--- Records to process ---
- - - - - - -
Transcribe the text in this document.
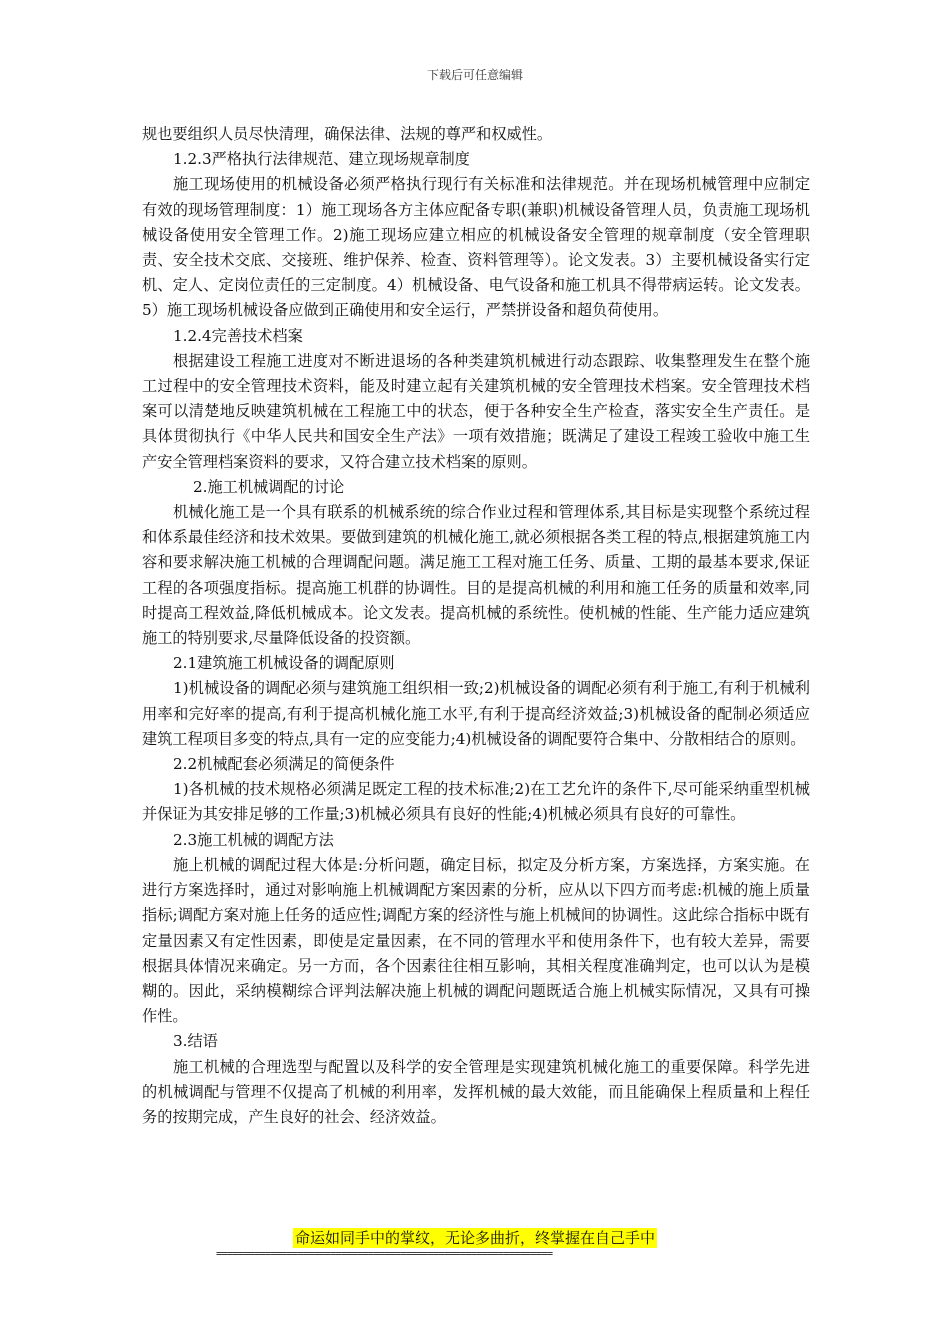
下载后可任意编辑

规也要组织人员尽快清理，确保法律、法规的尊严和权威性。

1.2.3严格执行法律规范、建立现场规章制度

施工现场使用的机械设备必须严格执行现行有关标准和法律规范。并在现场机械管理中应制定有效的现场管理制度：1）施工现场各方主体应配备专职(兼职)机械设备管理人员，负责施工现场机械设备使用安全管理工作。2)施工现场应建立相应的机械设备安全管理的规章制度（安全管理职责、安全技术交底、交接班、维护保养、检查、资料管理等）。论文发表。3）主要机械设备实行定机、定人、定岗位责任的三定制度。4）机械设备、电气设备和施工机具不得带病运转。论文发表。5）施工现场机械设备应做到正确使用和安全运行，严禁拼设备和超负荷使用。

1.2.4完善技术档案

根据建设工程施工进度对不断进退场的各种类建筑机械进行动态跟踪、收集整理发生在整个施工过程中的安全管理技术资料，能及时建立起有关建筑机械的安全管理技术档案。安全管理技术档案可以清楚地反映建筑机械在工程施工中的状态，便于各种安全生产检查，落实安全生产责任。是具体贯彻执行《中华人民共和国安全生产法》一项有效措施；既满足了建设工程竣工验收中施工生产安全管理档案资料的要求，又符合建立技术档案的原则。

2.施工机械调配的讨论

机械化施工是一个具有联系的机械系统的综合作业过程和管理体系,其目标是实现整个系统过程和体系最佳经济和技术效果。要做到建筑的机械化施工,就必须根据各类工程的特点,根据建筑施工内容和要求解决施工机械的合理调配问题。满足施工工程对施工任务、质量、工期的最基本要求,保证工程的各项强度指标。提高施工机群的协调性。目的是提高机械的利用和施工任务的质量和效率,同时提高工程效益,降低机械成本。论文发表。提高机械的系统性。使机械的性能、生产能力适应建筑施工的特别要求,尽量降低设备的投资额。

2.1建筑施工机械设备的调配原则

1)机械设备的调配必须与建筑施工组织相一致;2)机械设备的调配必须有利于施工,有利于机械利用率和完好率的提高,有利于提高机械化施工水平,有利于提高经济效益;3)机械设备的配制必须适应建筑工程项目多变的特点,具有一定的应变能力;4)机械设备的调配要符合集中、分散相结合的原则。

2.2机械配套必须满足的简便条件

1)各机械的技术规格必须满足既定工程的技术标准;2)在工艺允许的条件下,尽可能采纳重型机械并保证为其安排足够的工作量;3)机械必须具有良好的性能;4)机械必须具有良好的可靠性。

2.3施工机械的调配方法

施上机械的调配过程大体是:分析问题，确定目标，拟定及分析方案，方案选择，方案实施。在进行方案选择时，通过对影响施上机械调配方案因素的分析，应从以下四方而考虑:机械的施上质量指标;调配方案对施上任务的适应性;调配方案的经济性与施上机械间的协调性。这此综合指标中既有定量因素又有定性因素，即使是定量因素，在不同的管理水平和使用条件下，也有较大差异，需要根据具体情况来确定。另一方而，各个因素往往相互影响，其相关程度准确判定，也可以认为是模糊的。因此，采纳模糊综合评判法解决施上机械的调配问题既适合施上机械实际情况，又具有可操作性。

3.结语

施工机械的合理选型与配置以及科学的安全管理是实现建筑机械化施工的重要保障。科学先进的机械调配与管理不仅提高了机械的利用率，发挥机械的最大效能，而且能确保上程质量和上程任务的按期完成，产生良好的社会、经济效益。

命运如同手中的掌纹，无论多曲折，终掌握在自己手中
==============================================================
- - - - - - -
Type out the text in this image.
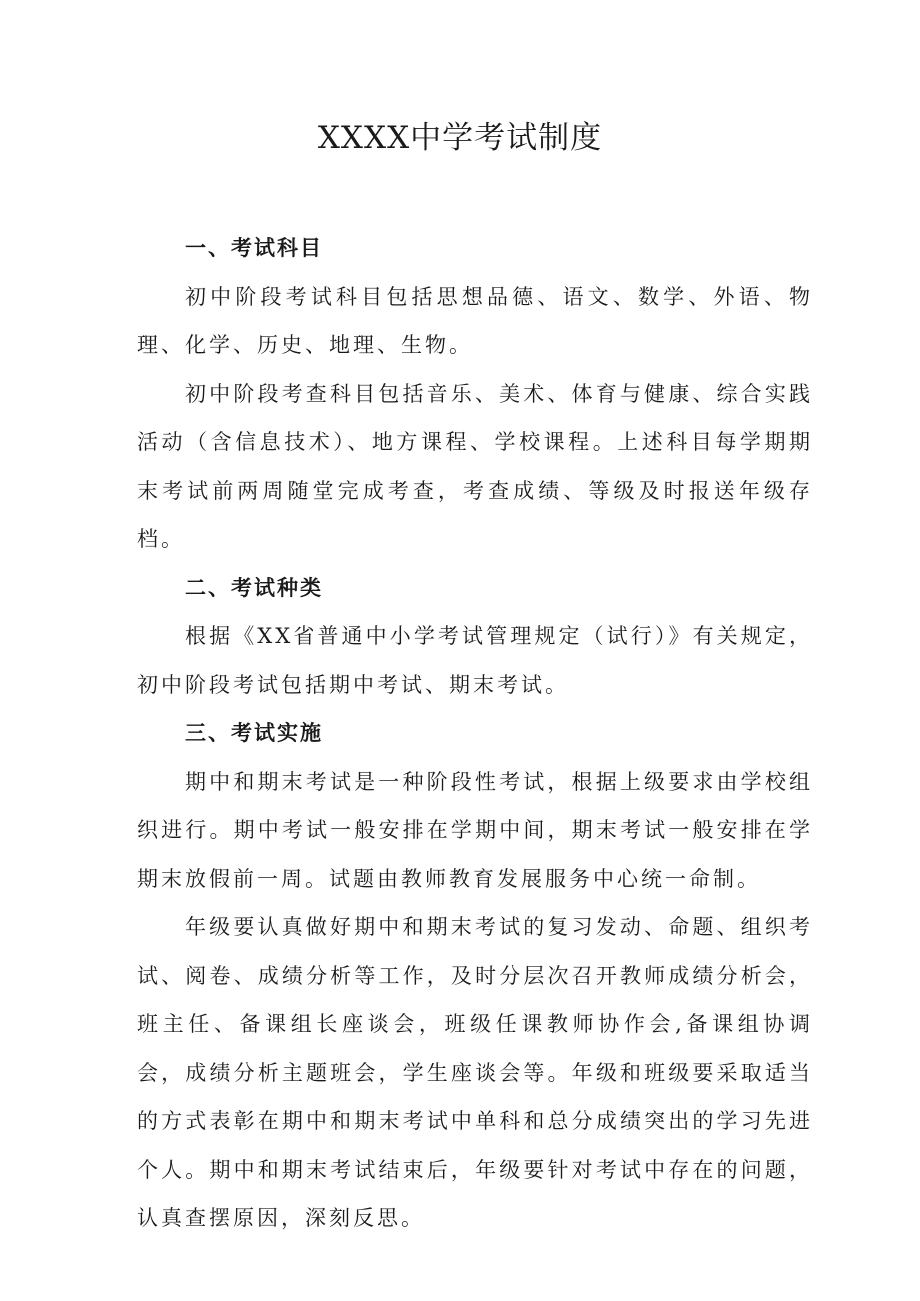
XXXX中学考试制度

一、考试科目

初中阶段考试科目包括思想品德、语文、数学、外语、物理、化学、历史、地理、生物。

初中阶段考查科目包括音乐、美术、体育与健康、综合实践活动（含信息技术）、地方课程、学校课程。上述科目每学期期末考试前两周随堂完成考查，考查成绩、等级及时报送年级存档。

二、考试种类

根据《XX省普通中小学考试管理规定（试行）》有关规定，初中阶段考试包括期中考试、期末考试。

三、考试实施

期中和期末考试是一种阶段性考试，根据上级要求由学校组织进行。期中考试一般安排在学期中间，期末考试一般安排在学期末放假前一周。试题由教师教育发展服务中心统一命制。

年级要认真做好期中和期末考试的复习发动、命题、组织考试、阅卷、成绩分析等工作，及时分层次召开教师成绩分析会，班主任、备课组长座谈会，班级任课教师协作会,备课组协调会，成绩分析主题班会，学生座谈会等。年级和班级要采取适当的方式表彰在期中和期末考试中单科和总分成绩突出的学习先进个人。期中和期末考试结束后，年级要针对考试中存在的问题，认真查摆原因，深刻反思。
- - - - - - -
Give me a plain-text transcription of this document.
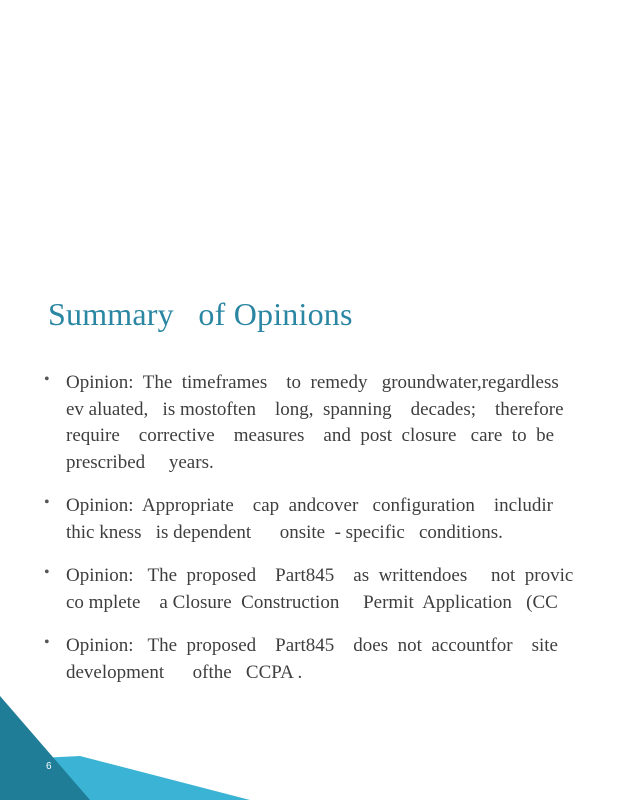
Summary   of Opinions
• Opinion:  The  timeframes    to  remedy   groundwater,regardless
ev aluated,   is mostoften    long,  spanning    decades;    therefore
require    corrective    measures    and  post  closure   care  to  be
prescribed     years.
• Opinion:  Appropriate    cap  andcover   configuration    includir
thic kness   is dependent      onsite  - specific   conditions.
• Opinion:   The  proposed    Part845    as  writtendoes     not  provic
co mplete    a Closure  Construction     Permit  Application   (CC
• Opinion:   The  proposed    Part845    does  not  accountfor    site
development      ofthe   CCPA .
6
- - - - - - -
--- Task description ---
Locate the lines above that hold the word "text". Show every one of them.

--- Exercise output ---
Transcribe the text in this document.
Type out the text in this image.
Give me a plain-text transcription of this document.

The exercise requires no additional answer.